Work required >> Determine the number of lines in the data that include the word "bass", and write only that number.

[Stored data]
----------

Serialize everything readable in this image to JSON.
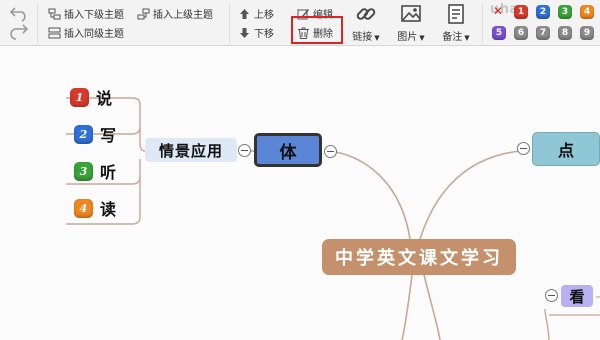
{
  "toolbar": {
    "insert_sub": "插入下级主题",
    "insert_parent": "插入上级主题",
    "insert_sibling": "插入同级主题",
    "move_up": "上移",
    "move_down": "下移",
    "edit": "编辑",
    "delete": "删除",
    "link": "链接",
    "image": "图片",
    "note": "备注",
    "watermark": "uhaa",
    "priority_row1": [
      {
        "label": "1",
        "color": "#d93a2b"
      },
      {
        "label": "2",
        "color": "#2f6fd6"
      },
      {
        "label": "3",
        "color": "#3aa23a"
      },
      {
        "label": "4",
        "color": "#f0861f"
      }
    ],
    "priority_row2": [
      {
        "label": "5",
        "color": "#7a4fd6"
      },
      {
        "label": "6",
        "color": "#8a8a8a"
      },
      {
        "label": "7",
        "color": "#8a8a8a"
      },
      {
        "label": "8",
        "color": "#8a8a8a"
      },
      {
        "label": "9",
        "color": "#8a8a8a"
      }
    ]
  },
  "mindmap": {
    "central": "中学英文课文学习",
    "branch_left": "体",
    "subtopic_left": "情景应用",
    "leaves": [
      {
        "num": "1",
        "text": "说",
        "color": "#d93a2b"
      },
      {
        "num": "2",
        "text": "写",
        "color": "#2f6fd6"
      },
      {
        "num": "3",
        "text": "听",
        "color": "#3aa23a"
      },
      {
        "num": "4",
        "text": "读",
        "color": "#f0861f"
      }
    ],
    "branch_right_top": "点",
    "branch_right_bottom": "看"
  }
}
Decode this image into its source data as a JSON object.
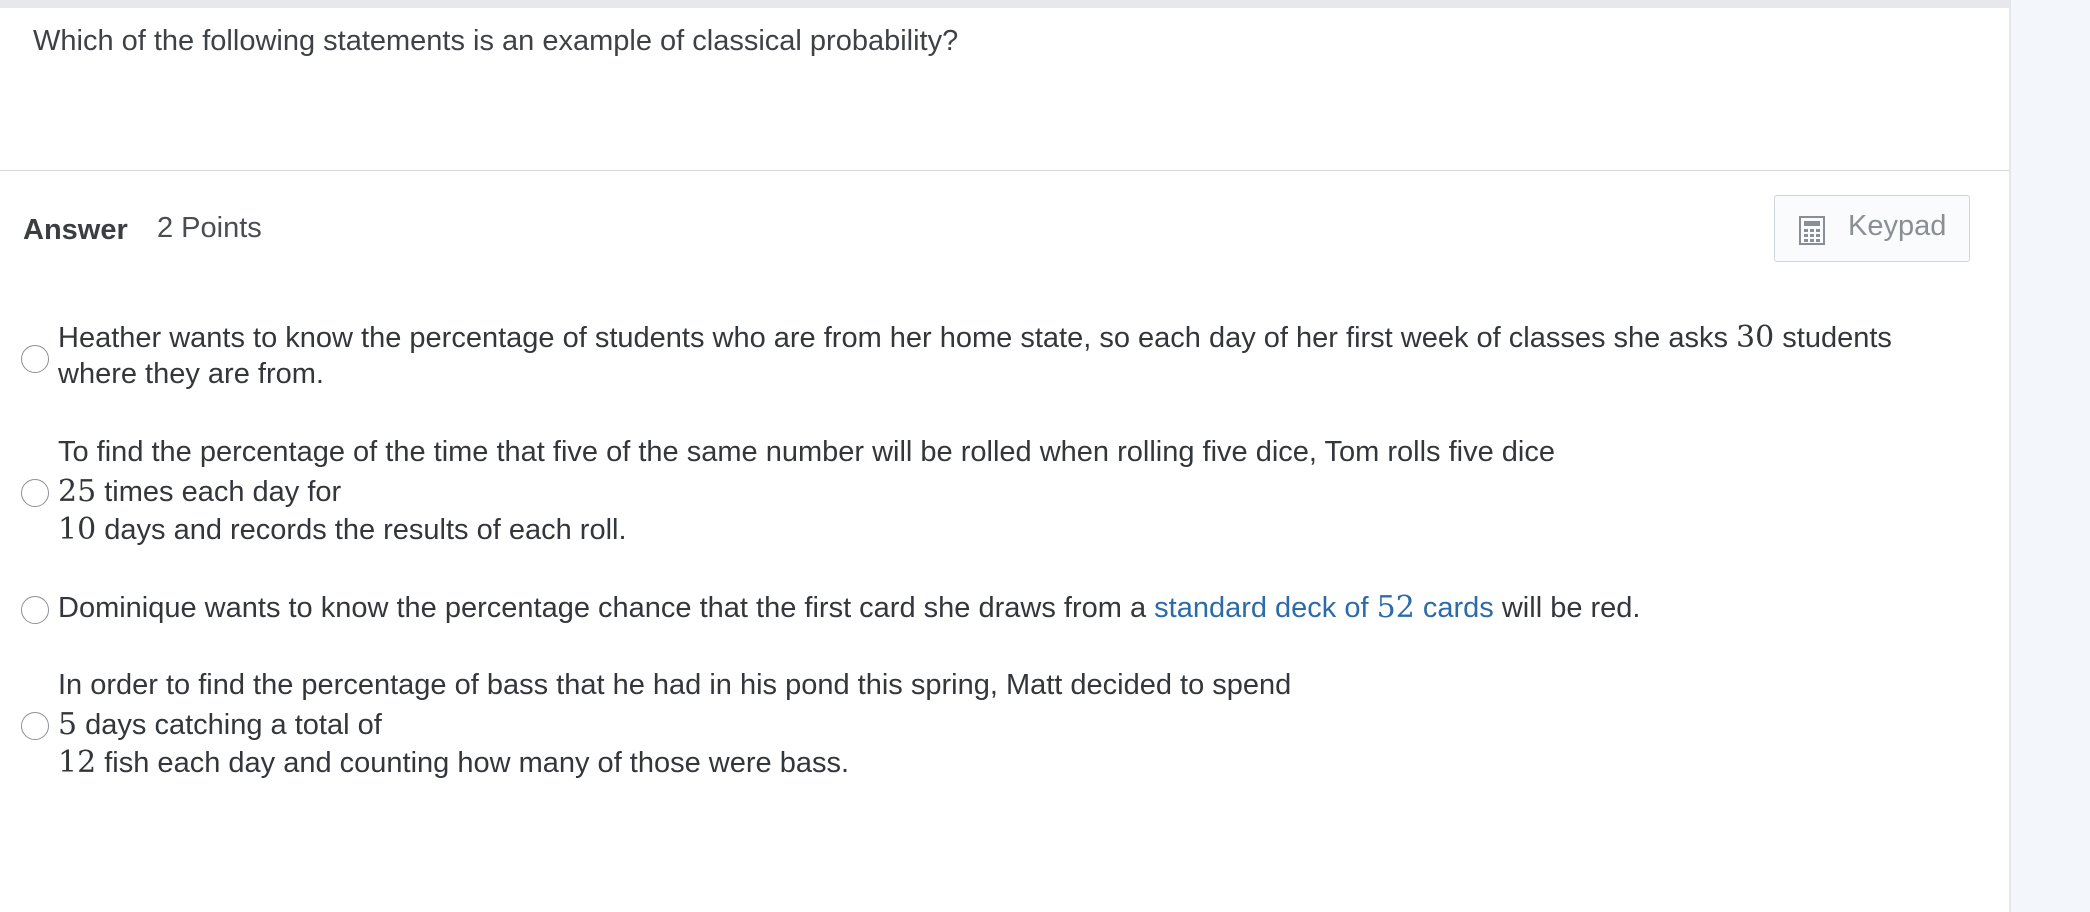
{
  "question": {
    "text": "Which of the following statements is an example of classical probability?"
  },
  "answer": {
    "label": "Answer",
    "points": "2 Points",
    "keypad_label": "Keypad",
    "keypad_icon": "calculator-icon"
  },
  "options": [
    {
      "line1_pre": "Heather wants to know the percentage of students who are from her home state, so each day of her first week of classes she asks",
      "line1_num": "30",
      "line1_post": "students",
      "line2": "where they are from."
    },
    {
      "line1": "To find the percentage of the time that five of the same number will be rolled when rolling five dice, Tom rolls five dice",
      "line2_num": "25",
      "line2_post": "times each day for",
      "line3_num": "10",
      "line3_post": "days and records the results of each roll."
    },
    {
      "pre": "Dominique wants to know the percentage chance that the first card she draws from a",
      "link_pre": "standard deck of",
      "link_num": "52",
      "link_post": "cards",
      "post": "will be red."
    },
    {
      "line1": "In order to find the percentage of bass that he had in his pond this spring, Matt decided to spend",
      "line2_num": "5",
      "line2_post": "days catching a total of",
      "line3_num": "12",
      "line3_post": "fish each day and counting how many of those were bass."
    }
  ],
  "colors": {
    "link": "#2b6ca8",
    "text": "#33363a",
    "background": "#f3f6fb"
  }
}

----------

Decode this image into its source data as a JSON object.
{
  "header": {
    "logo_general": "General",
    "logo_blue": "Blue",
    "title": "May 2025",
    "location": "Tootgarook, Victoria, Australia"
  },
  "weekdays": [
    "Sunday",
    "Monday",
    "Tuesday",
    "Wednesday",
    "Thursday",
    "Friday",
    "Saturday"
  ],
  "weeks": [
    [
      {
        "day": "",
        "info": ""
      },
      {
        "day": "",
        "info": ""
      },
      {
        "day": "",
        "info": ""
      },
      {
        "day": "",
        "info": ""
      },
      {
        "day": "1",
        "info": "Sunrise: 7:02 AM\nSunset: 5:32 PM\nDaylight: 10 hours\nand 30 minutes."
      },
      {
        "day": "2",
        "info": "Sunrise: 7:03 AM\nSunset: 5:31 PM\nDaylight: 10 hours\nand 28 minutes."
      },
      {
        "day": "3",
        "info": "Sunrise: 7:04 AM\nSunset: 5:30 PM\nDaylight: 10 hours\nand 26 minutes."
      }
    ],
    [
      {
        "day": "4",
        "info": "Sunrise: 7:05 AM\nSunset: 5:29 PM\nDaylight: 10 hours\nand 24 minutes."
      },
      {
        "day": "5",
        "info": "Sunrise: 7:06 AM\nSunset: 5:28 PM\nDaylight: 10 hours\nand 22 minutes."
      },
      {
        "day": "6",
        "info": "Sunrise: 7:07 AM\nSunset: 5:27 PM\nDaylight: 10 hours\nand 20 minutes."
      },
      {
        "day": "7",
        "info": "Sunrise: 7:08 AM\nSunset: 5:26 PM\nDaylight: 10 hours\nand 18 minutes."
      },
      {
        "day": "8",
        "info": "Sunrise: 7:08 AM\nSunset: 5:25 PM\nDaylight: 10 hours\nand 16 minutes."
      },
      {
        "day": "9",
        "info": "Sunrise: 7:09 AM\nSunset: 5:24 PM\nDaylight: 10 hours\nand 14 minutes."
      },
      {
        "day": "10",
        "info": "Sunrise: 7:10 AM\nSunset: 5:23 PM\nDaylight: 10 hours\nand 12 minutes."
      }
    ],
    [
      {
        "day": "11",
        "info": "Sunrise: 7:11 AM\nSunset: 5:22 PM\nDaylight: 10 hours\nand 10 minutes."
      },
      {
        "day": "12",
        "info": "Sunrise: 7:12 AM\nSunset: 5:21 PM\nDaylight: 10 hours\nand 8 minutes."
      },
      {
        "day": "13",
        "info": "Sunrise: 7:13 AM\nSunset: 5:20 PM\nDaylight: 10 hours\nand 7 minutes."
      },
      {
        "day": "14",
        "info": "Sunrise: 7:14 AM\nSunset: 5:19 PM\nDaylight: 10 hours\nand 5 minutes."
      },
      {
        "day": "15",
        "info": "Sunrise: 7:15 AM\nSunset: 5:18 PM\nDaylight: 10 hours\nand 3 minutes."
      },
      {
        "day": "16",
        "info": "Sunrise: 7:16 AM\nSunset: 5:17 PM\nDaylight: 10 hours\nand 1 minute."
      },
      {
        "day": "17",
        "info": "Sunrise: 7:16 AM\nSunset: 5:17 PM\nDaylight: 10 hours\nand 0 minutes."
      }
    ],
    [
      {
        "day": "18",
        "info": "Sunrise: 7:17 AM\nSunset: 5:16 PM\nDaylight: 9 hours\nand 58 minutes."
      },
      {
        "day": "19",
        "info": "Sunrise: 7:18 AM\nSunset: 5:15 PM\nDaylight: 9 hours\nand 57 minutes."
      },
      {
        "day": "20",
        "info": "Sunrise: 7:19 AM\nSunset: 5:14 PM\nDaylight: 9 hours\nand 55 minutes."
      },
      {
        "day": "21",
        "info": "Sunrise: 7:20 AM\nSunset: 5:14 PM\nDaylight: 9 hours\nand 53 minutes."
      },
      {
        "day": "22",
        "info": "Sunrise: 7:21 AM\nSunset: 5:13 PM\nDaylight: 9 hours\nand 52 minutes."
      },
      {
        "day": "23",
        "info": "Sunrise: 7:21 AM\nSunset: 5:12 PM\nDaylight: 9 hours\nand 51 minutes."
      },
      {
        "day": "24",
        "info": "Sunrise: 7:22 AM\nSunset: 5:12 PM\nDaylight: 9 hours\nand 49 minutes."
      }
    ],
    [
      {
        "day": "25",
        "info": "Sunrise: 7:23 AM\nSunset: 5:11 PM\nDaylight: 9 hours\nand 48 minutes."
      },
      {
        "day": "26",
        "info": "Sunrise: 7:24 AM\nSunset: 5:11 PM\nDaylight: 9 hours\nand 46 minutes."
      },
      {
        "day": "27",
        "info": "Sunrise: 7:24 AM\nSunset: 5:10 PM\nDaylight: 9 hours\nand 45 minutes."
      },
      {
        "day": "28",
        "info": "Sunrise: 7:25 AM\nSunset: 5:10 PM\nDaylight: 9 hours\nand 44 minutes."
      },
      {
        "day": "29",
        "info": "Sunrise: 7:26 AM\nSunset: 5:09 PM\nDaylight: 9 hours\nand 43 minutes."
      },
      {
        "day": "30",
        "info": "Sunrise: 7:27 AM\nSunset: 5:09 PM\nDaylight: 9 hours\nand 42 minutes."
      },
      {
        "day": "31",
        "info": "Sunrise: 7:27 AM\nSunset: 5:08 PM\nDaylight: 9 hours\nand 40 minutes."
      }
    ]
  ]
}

----------

Task output >> 2